Short exercise: Copy out the lines of the material below, starting with the line that contains "Patent image size: (1402, 925)." and ending with the line that contains "The sensors 16 is at (1262, 395).", including both of those lines.
[Start Given entries]
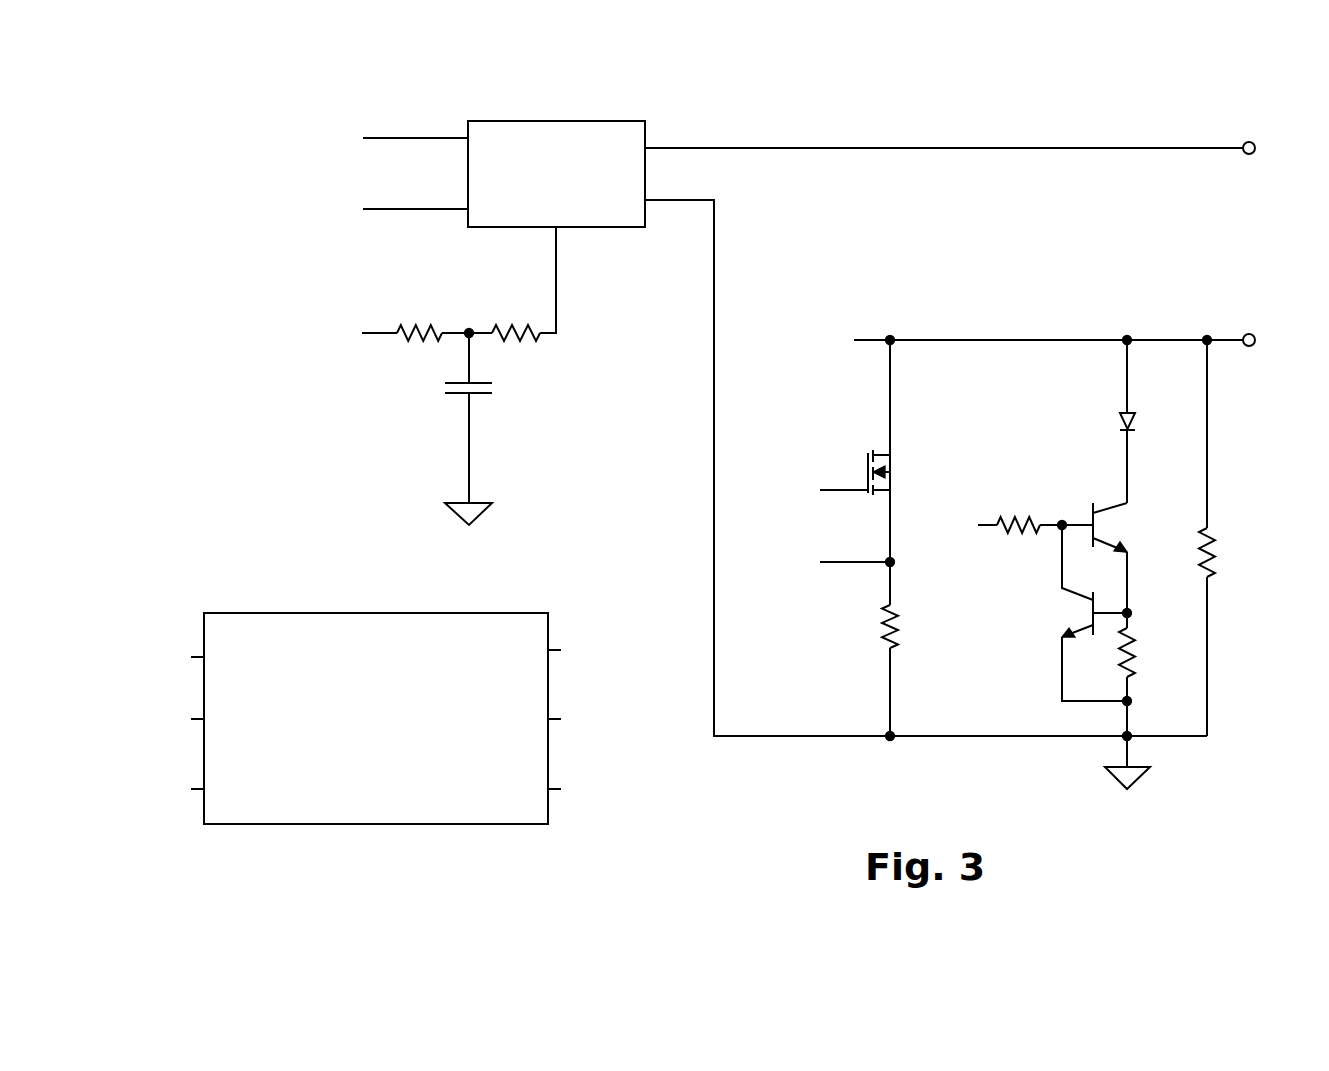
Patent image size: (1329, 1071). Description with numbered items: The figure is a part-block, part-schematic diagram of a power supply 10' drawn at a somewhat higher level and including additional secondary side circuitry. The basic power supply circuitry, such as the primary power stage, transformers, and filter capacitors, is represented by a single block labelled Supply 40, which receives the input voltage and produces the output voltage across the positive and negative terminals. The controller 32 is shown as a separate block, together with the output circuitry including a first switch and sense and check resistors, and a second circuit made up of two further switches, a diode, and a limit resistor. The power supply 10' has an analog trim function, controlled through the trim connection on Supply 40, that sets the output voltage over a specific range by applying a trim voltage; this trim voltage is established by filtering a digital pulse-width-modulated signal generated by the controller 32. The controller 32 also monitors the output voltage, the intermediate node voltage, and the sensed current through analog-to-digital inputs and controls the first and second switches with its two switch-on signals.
[End Given entries]
[Start Given entries]
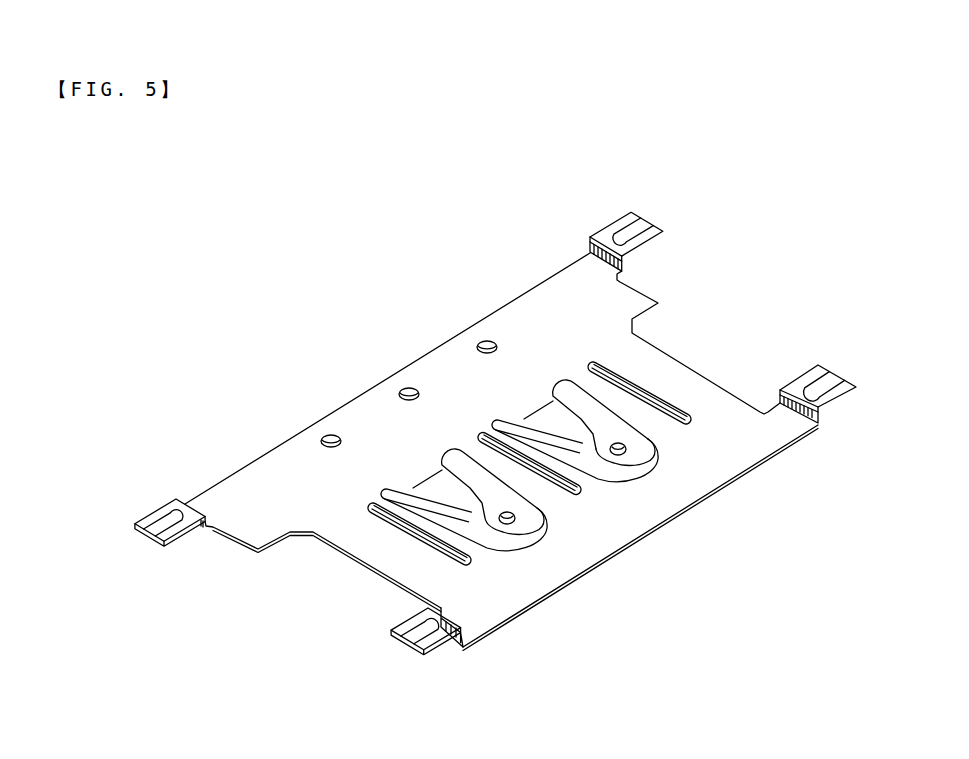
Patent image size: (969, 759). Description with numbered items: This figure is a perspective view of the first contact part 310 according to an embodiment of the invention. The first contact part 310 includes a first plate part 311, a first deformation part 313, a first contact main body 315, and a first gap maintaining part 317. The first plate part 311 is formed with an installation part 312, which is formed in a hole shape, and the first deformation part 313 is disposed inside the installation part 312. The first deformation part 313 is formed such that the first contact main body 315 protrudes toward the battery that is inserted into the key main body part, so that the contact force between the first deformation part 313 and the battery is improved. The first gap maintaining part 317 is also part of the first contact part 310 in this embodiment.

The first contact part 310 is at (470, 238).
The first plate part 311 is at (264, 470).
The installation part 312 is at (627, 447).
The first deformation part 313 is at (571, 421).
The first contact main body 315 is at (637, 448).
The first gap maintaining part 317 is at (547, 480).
[End Given entries]
[Start Given entries]
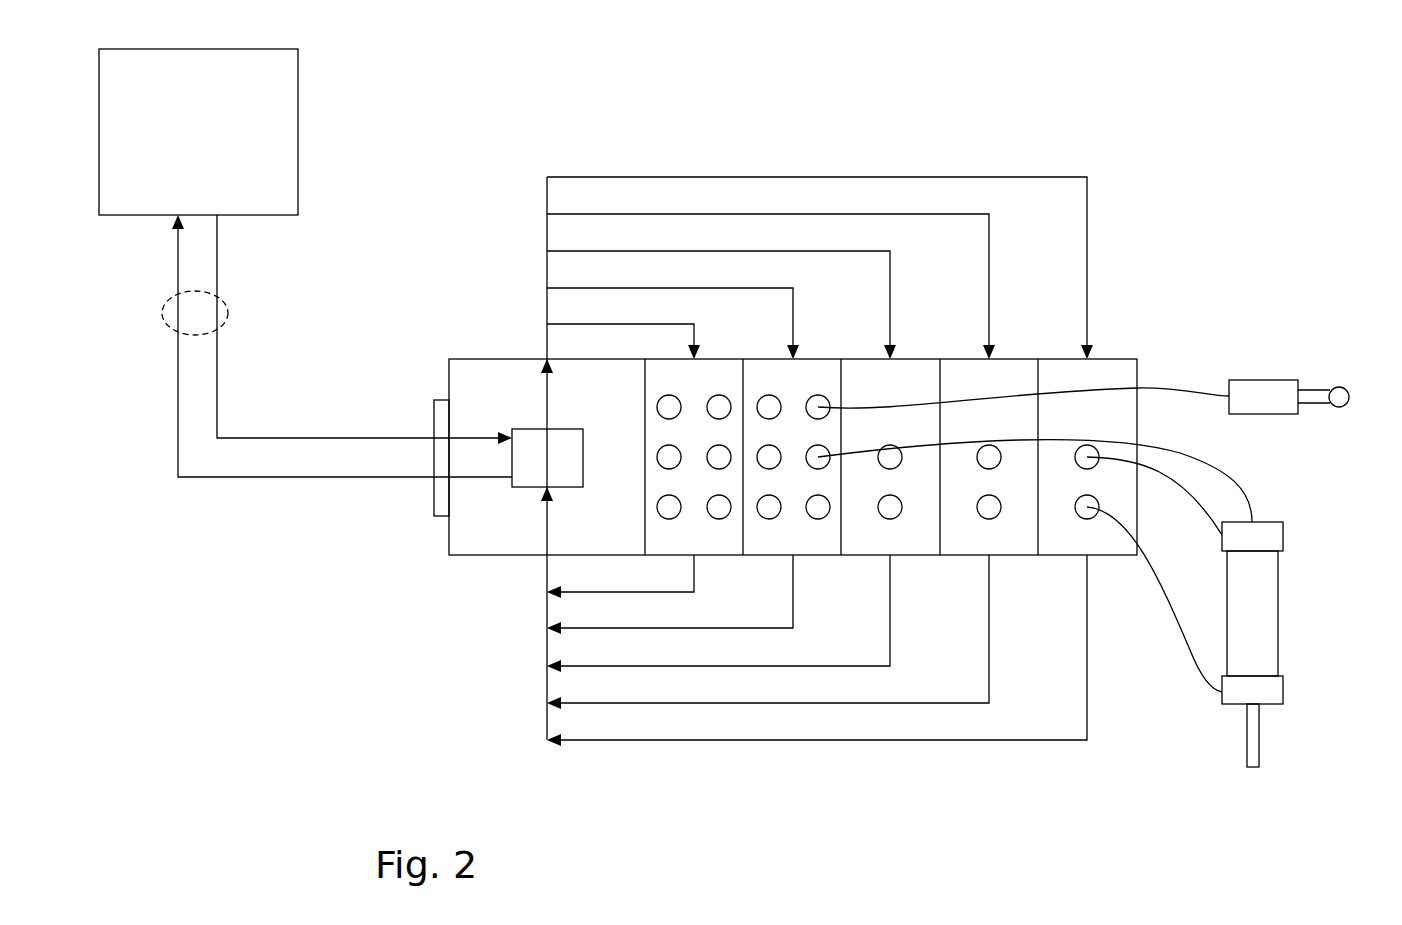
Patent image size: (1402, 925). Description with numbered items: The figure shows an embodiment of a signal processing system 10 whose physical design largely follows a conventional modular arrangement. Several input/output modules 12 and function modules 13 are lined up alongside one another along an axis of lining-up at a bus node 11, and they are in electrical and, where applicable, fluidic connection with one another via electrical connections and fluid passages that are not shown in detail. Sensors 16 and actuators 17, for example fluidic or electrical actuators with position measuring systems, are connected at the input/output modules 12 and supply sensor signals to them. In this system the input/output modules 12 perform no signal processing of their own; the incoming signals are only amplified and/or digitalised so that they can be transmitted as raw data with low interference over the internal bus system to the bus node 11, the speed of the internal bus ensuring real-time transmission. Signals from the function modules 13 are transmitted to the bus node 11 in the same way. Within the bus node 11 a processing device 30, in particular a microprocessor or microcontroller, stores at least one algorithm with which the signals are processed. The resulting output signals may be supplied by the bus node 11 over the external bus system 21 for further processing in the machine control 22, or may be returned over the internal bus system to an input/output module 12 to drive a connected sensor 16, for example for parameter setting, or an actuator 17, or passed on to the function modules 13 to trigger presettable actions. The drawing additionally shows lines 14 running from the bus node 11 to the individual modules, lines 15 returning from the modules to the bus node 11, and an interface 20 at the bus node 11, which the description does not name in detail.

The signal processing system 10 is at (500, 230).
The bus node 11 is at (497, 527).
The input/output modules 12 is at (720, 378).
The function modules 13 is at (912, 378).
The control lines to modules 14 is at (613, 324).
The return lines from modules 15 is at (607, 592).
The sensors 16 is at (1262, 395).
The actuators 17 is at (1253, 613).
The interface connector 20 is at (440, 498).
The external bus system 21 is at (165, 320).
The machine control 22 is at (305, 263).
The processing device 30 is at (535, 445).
[End Given entries]
Complete response:
Patent image size: (1402, 925). Description with numbered items: The figure shows an embodiment of a signal processing system 10 whose physical design largely follows a conventional modular arrangement. Several input/output modules 12 and function modules 13 are lined up alongside one another along an axis of lining-up at a bus node 11, and they are in electrical and, where applicable, fluidic connection with one another via electrical connections and fluid passages that are not shown in detail. Sensors 16 and actuators 17, for example fluidic or electrical actuators with position measuring systems, are connected at the input/output modules 12 and supply sensor signals to them. In this system the input/output modules 12 perform no signal processing of their own; the incoming signals are only amplified and/or digitalised so that they can be transmitted as raw data with low interference over the internal bus system to the bus node 11, the speed of the internal bus ensuring real-time transmission. Signals from the function modules 13 are transmitted to the bus node 11 in the same way. Within the bus node 11 a processing device 30, in particular a microprocessor or microcontroller, stores at least one algorithm with which the signals are processed. The resulting output signals may be supplied by the bus node 11 over the external bus system 21 for further processing in the machine control 22, or may be returned over the internal bus system to an input/output module 12 to drive a connected sensor 16, for example for parameter setting, or an actuator 17, or passed on to the function modules 13 to trigger presettable actions. The drawing additionally shows lines 14 running from the bus node 11 to the individual modules, lines 15 returning from the modules to the bus node 11, and an interface 20 at the bus node 11, which the description does not name in detail.

The signal processing system 10 is at (500, 230).
The bus node 11 is at (497, 527).
The input/output modules 12 is at (720, 378).
The function modules 13 is at (912, 378).
The control lines to modules 14 is at (613, 324).
The return lines from modules 15 is at (607, 592).
The sensors 16 is at (1262, 395).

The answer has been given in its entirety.